> _Written exercise_: List each line of the data that holds the string "with".

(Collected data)
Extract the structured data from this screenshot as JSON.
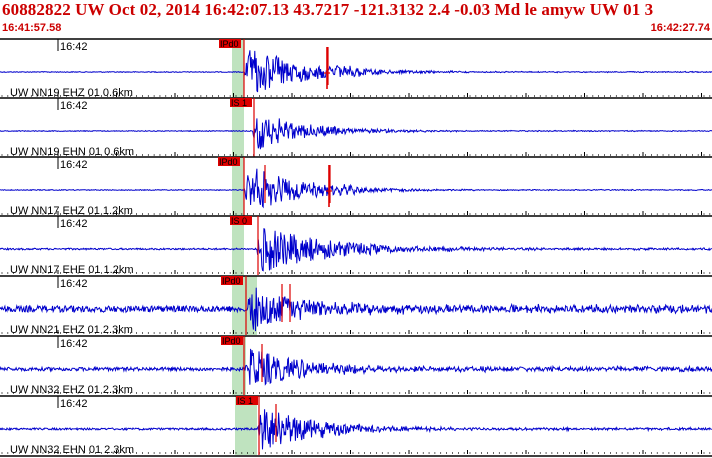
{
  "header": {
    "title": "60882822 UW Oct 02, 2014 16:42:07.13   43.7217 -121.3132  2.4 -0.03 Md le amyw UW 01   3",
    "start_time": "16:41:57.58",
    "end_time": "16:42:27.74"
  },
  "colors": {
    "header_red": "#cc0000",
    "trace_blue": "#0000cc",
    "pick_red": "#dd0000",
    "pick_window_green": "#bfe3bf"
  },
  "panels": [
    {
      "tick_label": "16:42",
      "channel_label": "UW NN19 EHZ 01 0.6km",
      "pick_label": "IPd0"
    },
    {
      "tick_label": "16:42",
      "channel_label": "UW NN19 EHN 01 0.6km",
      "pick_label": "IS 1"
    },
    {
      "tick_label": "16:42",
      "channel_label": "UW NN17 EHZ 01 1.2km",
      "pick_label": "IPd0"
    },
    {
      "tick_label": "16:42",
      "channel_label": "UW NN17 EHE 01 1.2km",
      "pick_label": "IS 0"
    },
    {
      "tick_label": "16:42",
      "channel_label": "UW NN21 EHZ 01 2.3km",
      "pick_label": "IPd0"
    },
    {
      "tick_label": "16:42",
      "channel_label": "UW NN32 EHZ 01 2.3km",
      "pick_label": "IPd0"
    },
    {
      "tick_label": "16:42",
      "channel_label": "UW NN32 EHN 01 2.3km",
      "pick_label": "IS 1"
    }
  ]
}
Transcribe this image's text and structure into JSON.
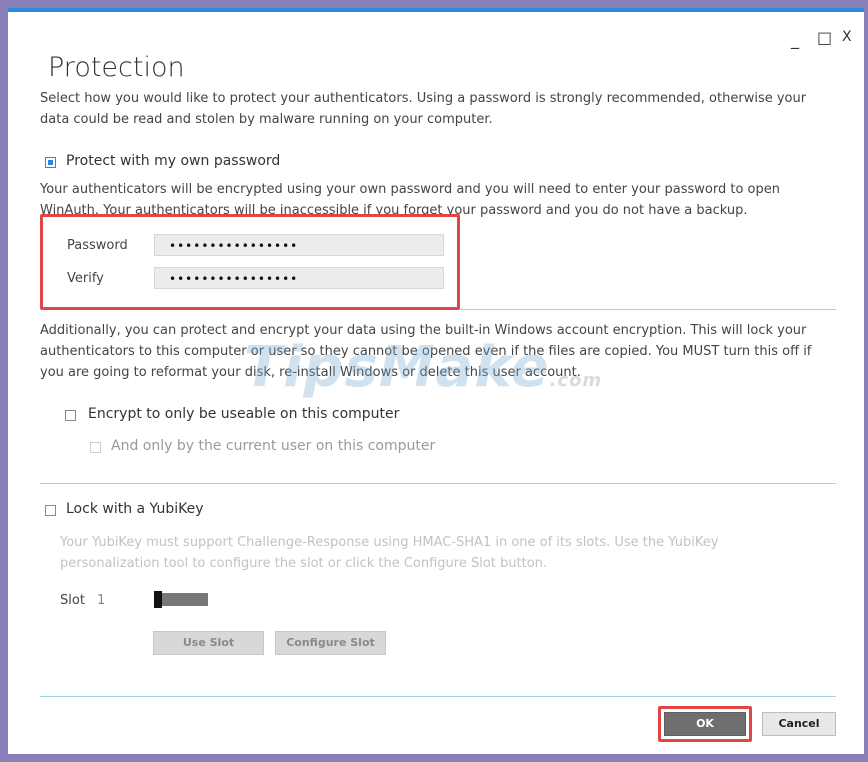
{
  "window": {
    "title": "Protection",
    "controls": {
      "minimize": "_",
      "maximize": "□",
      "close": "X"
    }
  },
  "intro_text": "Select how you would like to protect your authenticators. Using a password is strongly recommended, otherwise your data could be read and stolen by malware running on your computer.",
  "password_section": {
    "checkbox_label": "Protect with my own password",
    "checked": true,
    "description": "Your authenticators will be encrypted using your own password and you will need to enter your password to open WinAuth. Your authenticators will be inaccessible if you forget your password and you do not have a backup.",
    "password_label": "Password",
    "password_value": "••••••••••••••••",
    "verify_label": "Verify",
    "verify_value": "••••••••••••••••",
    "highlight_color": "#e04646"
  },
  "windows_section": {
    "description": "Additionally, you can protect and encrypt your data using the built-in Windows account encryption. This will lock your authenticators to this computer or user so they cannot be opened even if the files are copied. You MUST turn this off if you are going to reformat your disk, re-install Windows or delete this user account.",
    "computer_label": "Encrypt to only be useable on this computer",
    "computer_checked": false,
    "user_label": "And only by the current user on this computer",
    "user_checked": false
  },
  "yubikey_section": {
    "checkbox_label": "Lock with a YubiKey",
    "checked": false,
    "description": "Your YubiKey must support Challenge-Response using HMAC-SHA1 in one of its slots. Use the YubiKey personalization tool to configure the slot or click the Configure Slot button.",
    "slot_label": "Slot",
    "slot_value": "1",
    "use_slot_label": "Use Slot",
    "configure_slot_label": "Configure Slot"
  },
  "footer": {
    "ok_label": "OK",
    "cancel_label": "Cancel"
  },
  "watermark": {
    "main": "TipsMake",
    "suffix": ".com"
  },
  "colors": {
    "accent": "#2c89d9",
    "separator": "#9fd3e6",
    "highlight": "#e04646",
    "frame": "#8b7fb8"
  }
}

> _Task answer_:
    "checkbox_label": "Protect with my own password",
    "checkbox_label": "Lock with a YubiKey",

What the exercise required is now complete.